Pedido escrito 1:
Enumere todas as expressões que o excerto sobre diferenças culturais na linguagem cita entre aspas.
Pedido escrito 2:
Transcreva fielmente do excerto sobre diferenças culturais na linguagem todo o trecho desde "usa a forma" até "fazem qualquer sentido.".
Pedido escrito 3:
Responda, com base no excerto sobre diferenças culturais na linguagem, às perguntas seguintes:
(a) Em que tempo se desenvolve essencialmente a vida das comunidades nómadas?
(b) Como é descrita a cultura dos americanos?
(c) O que ama a cultura inglesa?
── Excerto do documento
Outras culturas entendem com dificuldade o conceito de tempo passado, por exemplo as

comunidades nomadas, em que a vida se desenvolve essencialmente no tempo presente,

pelo que as dimensões do passado e do futuro quase não existem, tendo dificuldade em

concetualizar estas duas ideias de tempo. A utilização de superlativos e comparativos é

delicada e varia muito de cultura para cultura; pensamos por exemplo nos americanos, que

possuem uma cultura fortemente competitiva pela qual tudo é “the best”, “the most”, perante

uma cultura inglesa que ama o “understatement”. Esta preferência do americano pelo

superlativo pode ser vista, por exemplo por um europeu, de forma embaraçosa. Um italiano

usa a forma superlativa e relativa de uma forma muito original, recorrendo, às vezes, à

duplicação das palavras, “Questo è caffè caffè”, ou “è veramente bella bella”, expressões

que para um inglês não fazem qualquer sentido.
────
── Linhas de dados
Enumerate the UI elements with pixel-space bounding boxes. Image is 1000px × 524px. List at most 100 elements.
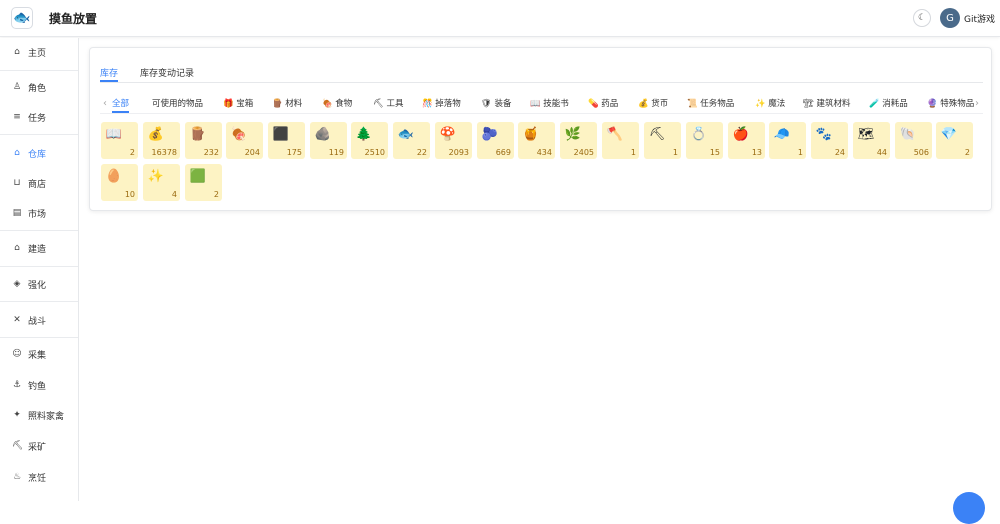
item-count: 22	[416, 148, 427, 157]
sidebar-item-tasks[interactable]: ≡ 任务	[0, 107, 78, 127]
app-logo: 🐟	[11, 7, 33, 29]
tab-inventory-log[interactable]: 库存变动记录	[140, 66, 194, 79]
item-count: 13	[751, 148, 762, 157]
category-usable[interactable]: 可使用的物品	[152, 97, 203, 109]
inventory-slot-honey[interactable]: 🍯 434	[518, 122, 555, 159]
item-count: 1	[797, 148, 803, 157]
item-count: 2093	[448, 148, 469, 157]
item-count: 10	[124, 190, 135, 199]
inventory-slot-coal[interactable]: ⬛ 175	[268, 122, 305, 159]
item-count: 2	[964, 148, 970, 157]
green-block-icon: 🟩	[189, 169, 207, 184]
map-icon: 🗺	[857, 127, 875, 142]
item-count: 2405	[573, 148, 594, 157]
item-count: 1	[672, 148, 678, 157]
sidebar-item-cooking[interactable]: ♨ 烹饪	[0, 467, 78, 487]
inventory-slot-leaf[interactable]: 🌿 2405	[560, 122, 597, 159]
avatar[interactable]: G	[940, 8, 960, 28]
gather-icon: ☺	[12, 349, 22, 359]
sidebar-item-fishing[interactable]: ⚓ 钓鱼	[0, 375, 78, 395]
inventory-slot-book[interactable]: 📖 2	[101, 122, 138, 159]
item-count: 119	[328, 148, 344, 157]
sidebar: ⌂ 主页 ♙ 角色 ≡ 任务 ⌂ 仓库 ⊔ 商店 ▤ 市场 ⌂ 建造 ◈ 强化 ✕ 战斗 ☺ 采集 …	[0, 38, 79, 501]
sidebar-item-shop[interactable]: ⊔ 商店	[0, 173, 78, 193]
category-chest[interactable]: 🎁 宝箱	[223, 97, 253, 109]
category-skillbook[interactable]: 📖 技能书	[530, 97, 569, 109]
inventory-slot-ring[interactable]: 💍 15	[686, 122, 723, 159]
inventory-slot-paw[interactable]: 🐾 24	[811, 122, 848, 159]
sidebar-item-battle[interactable]: ✕ 战斗	[0, 310, 78, 330]
inventory-slot-money-bag[interactable]: 💰 16378	[143, 122, 180, 159]
inventory-slot-seed[interactable]: 🥚 10	[101, 164, 138, 201]
category-special[interactable]: 🔮 特殊物品	[927, 97, 974, 109]
theme-toggle-button[interactable]: ☾	[913, 9, 931, 27]
sidebar-item-label: 主页	[28, 48, 47, 59]
poultry-icon: ✦	[13, 410, 21, 420]
user-name[interactable]: Git游戏	[964, 12, 995, 25]
tab-inventory[interactable]: 库存	[100, 66, 118, 79]
category-medicine[interactable]: 💊 药品	[588, 97, 618, 109]
tabs-divider	[100, 82, 983, 83]
divider	[0, 337, 78, 338]
item-count: 232	[203, 148, 219, 157]
category-all[interactable]: 全部	[112, 97, 129, 109]
mining-icon: ⛏	[12, 441, 24, 451]
chevron-left-icon[interactable]: ‹	[103, 98, 107, 109]
category-magic[interactable]: ✨ 魔法	[755, 97, 785, 109]
category-building-material[interactable]: 🏗 建筑材料	[803, 97, 851, 109]
inventory-slot-fish[interactable]: 🐟 22	[393, 122, 430, 159]
sidebar-item-label: 采集	[28, 350, 47, 361]
herb-icon: 🌲	[355, 127, 373, 142]
sidebar-item-build[interactable]: ⌂ 建造	[0, 238, 78, 258]
category-quest-item[interactable]: 📜 任务物品	[687, 97, 734, 109]
coal-icon: ⬛	[272, 127, 290, 142]
category-material[interactable]: 🪵 材料	[272, 97, 302, 109]
inventory-slot-sparkle[interactable]: ✨ 4	[143, 164, 180, 201]
inventory-slot-shell[interactable]: 🐚 506	[895, 122, 932, 159]
sidebar-item-upgrade[interactable]: ◈ 强化	[0, 274, 78, 294]
sidebar-item-label: 强化	[28, 280, 47, 291]
inventory-slot-berry[interactable]: 🫐 669	[477, 122, 514, 159]
category-divider	[100, 113, 983, 114]
sidebar-item-character[interactable]: ♙ 角色	[0, 77, 78, 97]
inventory-slot-apple[interactable]: 🍎 13	[728, 122, 765, 159]
floating-action-button[interactable]	[953, 492, 985, 524]
chevron-right-icon[interactable]: ›	[975, 98, 979, 109]
item-count: 2510	[364, 148, 385, 157]
category-currency[interactable]: 💰 货币	[638, 97, 668, 109]
inventory-slot-ore[interactable]: 🪨 119	[310, 122, 347, 159]
sidebar-item-warehouse[interactable]: ⌂ 仓库	[0, 143, 78, 163]
inventory-slot-axe[interactable]: 🪓 1	[602, 122, 639, 159]
inventory-slot-gem[interactable]: 💎 2	[936, 122, 973, 159]
sidebar-item-mining[interactable]: ⛏ 采矿	[0, 436, 78, 456]
inventory-slot-meat[interactable]: 🍖 204	[226, 122, 263, 159]
honey-icon: 🍯	[522, 127, 540, 142]
item-count: 15	[709, 148, 720, 157]
category-consumable[interactable]: 🧪 消耗品	[869, 97, 908, 109]
sidebar-item-market[interactable]: ▤ 市场	[0, 203, 78, 223]
inventory-slot-herb[interactable]: 🌲 2510	[351, 122, 388, 159]
axe-icon: 🪓	[606, 127, 624, 142]
inventory-slot-wood[interactable]: 🪵 232	[185, 122, 222, 159]
gem-icon: 💎	[940, 127, 958, 142]
inventory-slot-map[interactable]: 🗺 44	[853, 122, 890, 159]
cap-icon: 🧢	[773, 127, 791, 142]
category-food[interactable]: 🍖 食物	[322, 97, 352, 109]
sidebar-item-home[interactable]: ⌂ 主页	[0, 42, 78, 62]
inventory-slot-cap[interactable]: 🧢 1	[769, 122, 806, 159]
inventory-slot-green-block[interactable]: 🟩 2	[185, 164, 222, 201]
category-equipment[interactable]: 🛡 装备	[481, 97, 512, 109]
divider	[0, 266, 78, 267]
seed-icon: 🥚	[105, 169, 123, 184]
upgrade-icon: ◈	[13, 279, 21, 289]
category-drop[interactable]: 🎊 掉落物	[422, 97, 461, 109]
inventory-slot-mushroom[interactable]: 🍄 2093	[435, 122, 472, 159]
sidebar-item-poultry[interactable]: ✦ 照料家禽	[0, 405, 78, 425]
item-count: 44	[876, 148, 887, 157]
inventory-card: 库存 库存变动记录 ‹ 全部 可使用的物品 🎁 宝箱 🪵 材料 🍖 食物 ⛏ 工…	[89, 47, 992, 211]
sidebar-item-gather[interactable]: ☺ 采集	[0, 344, 78, 364]
shell-icon: 🐚	[899, 127, 917, 142]
category-tool[interactable]: ⛏ 工具	[373, 97, 404, 109]
inventory-slot-pickaxe[interactable]: ⛏ 1	[644, 122, 681, 159]
wood-icon: 🪵	[189, 127, 207, 142]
────
Solução do problema 1:
“the best”
“the most”
“understatement”
“Questo è caffè caffè”
“è veramente bella bella”

Solução do problema 2:
usa a forma superlativa e relativa de uma forma muito original, recorrendo, às vezes, à

duplicação das palavras, “Questo è caffè caffè”, ou “è veramente bella bella”, expressões

que para um inglês não fazem qualquer sentido.

Solução do problema 3:
(a) No tempo presente.
(b) Como uma cultura fortemente competitiva, pela qual tudo é “the best”, “the most”.
(c) O “understatement”.